**Collection entries:**
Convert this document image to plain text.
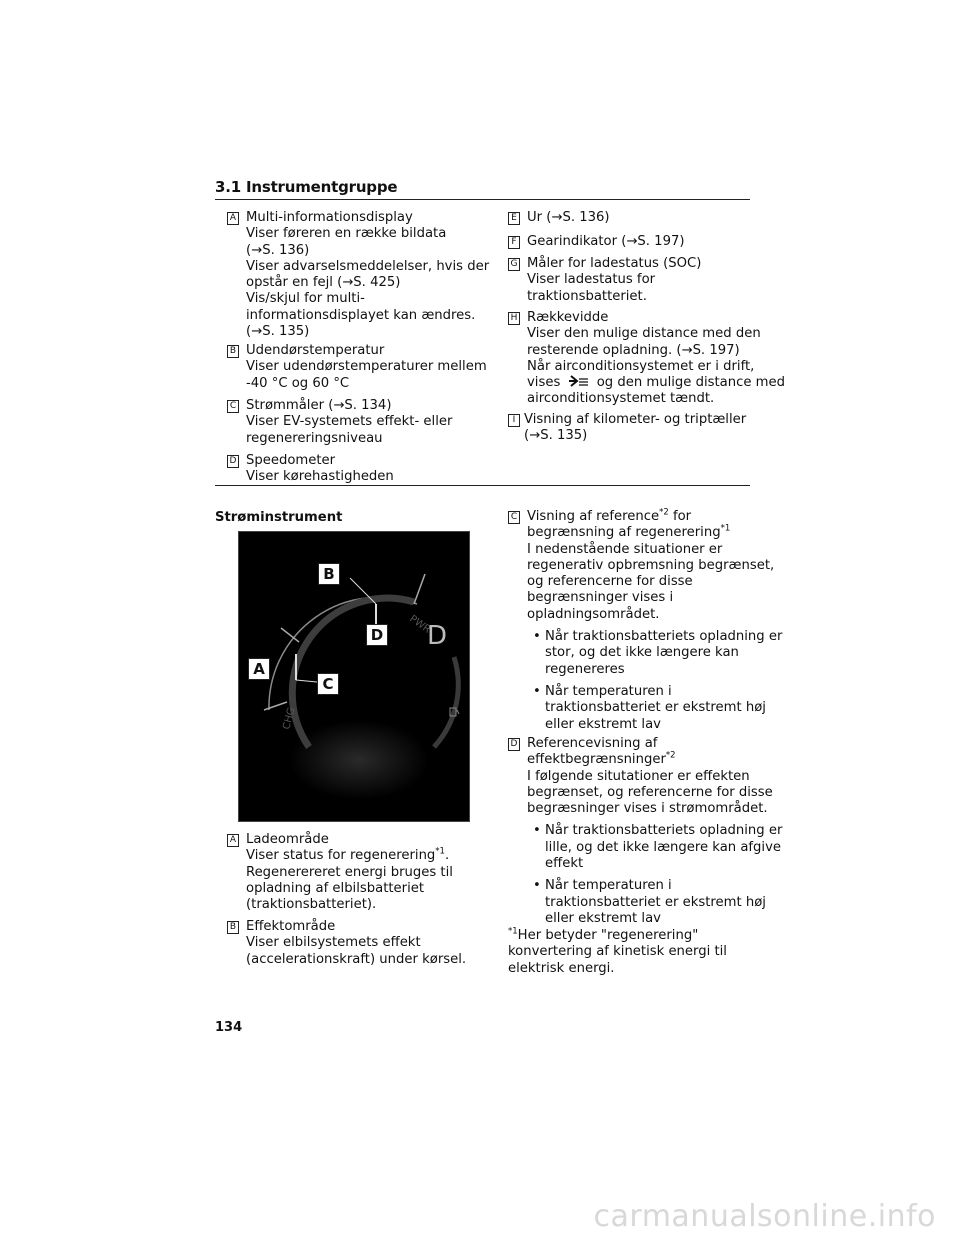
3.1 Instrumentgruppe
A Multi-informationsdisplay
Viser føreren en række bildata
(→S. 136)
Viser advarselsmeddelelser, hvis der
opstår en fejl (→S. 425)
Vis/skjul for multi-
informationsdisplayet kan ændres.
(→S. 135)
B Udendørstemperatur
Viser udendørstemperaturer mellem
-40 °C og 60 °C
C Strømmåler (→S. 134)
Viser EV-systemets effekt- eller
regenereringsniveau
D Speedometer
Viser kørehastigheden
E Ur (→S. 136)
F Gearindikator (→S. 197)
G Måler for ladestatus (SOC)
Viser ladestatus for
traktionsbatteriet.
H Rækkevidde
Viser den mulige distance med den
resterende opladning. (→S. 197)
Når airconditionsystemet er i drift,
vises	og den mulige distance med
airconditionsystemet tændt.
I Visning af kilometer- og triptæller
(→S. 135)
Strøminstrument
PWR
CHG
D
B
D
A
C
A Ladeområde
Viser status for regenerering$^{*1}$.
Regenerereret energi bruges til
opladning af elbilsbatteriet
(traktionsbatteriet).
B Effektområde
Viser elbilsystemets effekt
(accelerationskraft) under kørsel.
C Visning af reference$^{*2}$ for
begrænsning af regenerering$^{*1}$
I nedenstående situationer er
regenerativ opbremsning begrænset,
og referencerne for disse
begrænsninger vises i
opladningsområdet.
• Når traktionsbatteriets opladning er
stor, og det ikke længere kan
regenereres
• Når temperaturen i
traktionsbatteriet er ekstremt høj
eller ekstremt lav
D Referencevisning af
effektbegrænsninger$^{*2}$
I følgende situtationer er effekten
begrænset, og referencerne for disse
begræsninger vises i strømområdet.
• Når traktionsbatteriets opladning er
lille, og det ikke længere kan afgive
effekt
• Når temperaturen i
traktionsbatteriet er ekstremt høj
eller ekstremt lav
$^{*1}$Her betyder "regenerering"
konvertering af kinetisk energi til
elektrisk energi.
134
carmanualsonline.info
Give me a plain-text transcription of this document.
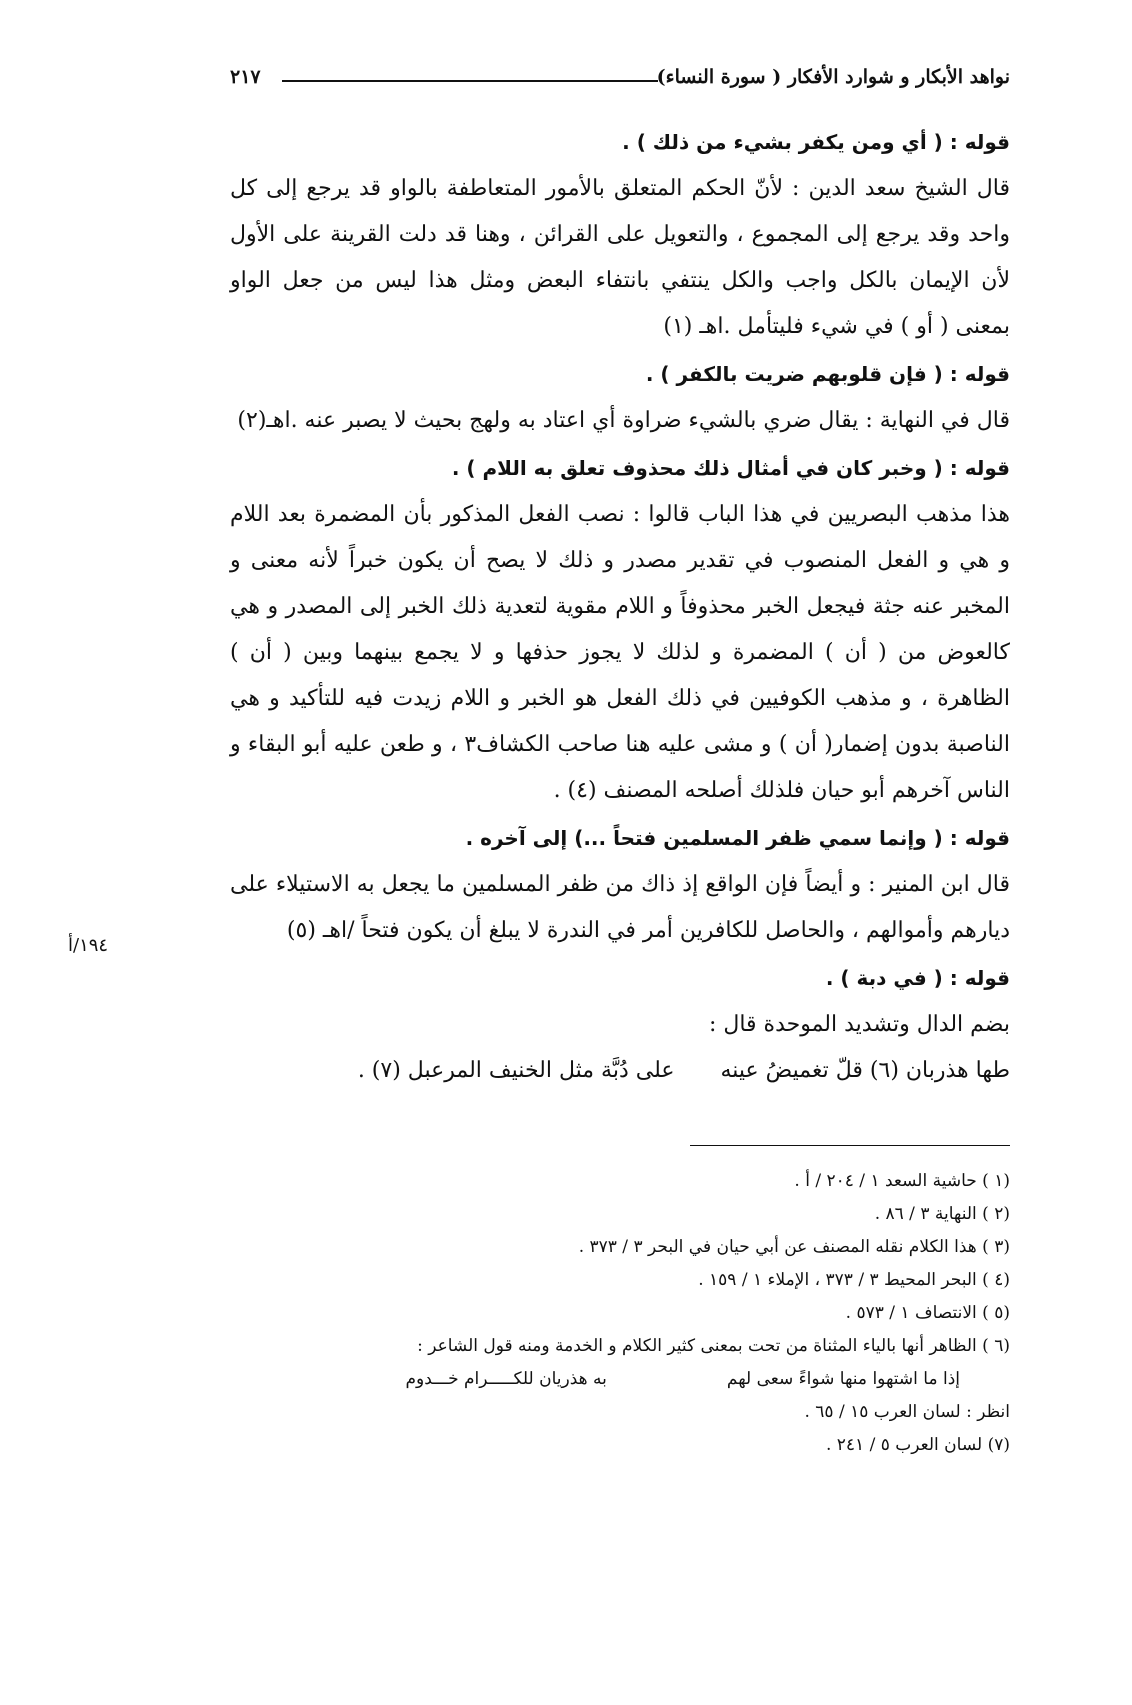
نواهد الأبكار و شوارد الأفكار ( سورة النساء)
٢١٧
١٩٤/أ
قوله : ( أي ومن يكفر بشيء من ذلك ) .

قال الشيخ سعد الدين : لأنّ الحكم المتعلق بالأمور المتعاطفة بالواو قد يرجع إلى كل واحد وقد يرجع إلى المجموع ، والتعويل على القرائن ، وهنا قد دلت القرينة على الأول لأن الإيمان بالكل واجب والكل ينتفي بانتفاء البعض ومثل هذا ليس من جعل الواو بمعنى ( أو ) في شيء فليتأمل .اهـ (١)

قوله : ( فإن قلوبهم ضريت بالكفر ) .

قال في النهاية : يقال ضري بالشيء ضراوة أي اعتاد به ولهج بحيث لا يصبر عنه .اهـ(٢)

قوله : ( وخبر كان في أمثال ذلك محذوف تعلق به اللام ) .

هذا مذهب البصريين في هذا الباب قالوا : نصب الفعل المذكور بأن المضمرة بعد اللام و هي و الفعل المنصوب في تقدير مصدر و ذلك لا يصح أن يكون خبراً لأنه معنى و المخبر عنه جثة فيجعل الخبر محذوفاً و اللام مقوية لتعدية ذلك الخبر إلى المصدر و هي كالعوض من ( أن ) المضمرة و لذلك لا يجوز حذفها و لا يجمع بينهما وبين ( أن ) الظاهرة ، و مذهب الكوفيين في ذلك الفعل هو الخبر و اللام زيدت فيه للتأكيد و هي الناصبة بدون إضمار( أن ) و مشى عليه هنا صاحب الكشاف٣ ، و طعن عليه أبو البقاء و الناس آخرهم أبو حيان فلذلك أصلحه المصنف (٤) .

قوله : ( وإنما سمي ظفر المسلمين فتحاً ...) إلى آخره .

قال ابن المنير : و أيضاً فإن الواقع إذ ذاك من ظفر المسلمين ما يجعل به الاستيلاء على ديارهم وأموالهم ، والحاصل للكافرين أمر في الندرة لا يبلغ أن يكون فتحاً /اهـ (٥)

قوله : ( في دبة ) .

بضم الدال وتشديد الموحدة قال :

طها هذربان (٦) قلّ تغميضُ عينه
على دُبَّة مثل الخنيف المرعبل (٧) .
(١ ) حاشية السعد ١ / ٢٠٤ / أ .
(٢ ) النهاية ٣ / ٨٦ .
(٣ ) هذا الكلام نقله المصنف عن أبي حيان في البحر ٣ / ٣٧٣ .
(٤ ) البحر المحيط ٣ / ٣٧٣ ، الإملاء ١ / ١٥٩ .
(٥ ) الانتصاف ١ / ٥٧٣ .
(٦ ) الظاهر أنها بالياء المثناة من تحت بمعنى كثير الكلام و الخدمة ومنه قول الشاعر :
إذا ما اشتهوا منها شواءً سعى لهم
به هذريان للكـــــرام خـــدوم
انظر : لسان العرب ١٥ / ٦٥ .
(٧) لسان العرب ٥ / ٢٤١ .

**WHAT IS NEEDED:**
Copy all lines of the listing above that contain the string "plain".

**OUTPUT:**
Convert this document image to plain text.
Give me a plain-text transcription of this document.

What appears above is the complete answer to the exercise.